- [WHAT IS ASKED]
Exclude any images and output the remaining records exactly.

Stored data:
★ ★ ★ ★ ★

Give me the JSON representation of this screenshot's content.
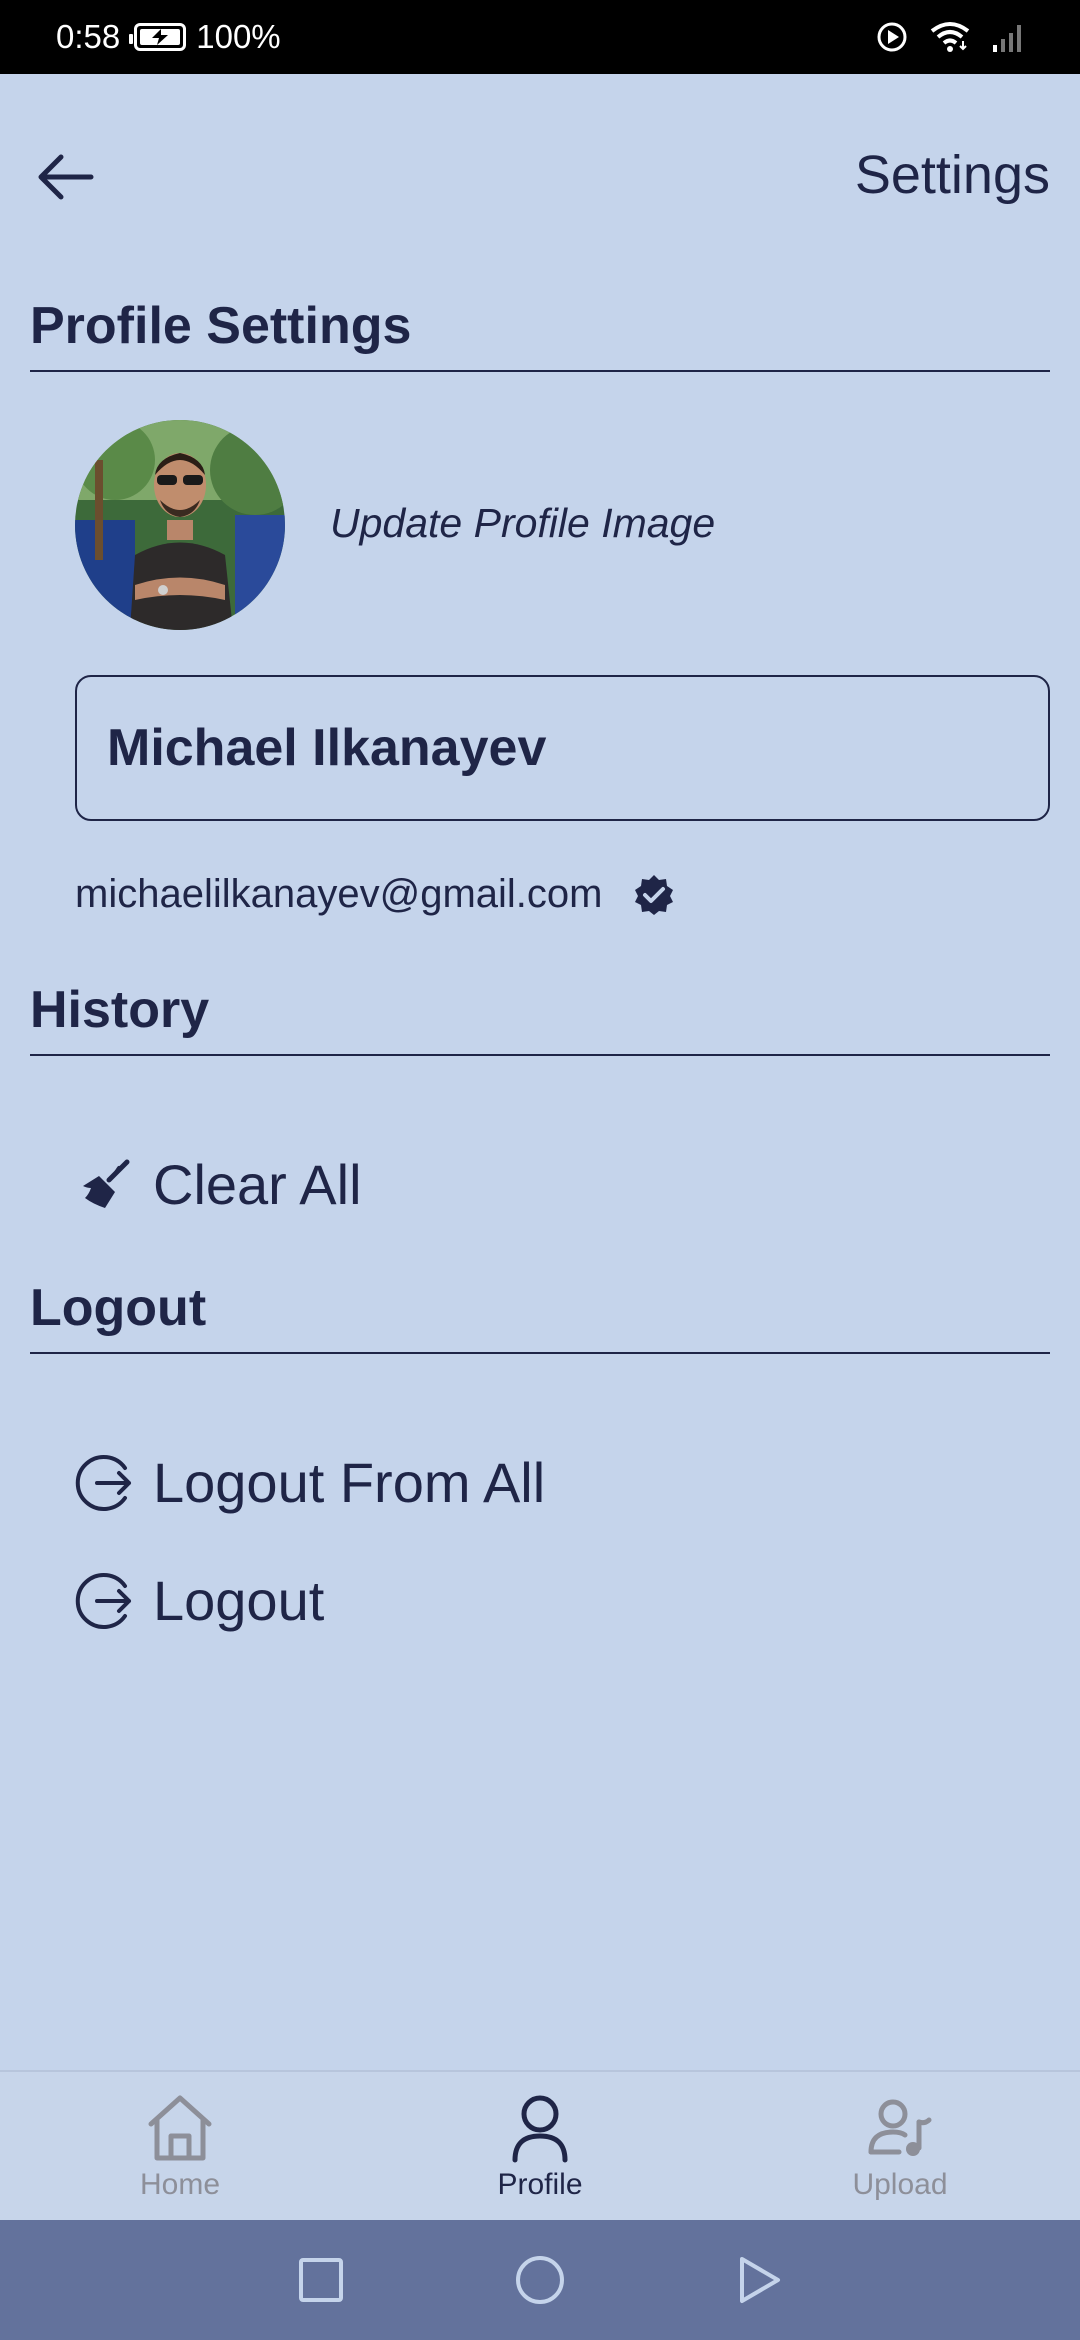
{
  "status_bar": {
    "time": "0:58",
    "battery": "100%"
  },
  "header": {
    "title": "Settings"
  },
  "sections": {
    "profile": "Profile Settings",
    "history": "History",
    "logout": "Logout"
  },
  "profile": {
    "update_image_label": "Update Profile Image",
    "name": "Michael Ilkanayev",
    "email": "michaelilkanayev@gmail.com"
  },
  "history": {
    "clear_all": "Clear All"
  },
  "logout": {
    "logout_all": "Logout From All",
    "logout": "Logout"
  },
  "bottom_nav": {
    "home": "Home",
    "profile": "Profile",
    "upload": "Upload"
  },
  "colors": {
    "background": "#c5d4eb",
    "text": "#1f2547",
    "inactive": "#8d8f99",
    "system_nav": "#63729c"
  }
}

★ ★ ★ ★ ★

- [EXPECTED ANSWER]
Give me the JSON representation of this screenshot's content.
{
  "status_bar": {
    "time": "0:58",
    "battery": "100%"
  },
  "header": {
    "title": "Settings"
  },
  "sections": {
    "profile": "Profile Settings",
    "history": "History",
    "logout": "Logout"
  },
  "profile": {
    "update_image_label": "Update Profile Image",
    "name": "Michael Ilkanayev",
    "email": "michaelilkanayev@gmail.com"
  },
  "history": {
    "clear_all": "Clear All"
  },
  "logout": {
    "logout_all": "Logout From All",
    "logout": "Logout"
  },
  "bottom_nav": {
    "home": "Home",
    "profile": "Profile",
    "upload": "Upload"
  },
  "colors": {
    "background": "#c5d4eb",
    "text": "#1f2547",
    "inactive": "#8d8f99",
    "system_nav": "#63729c"
  }
}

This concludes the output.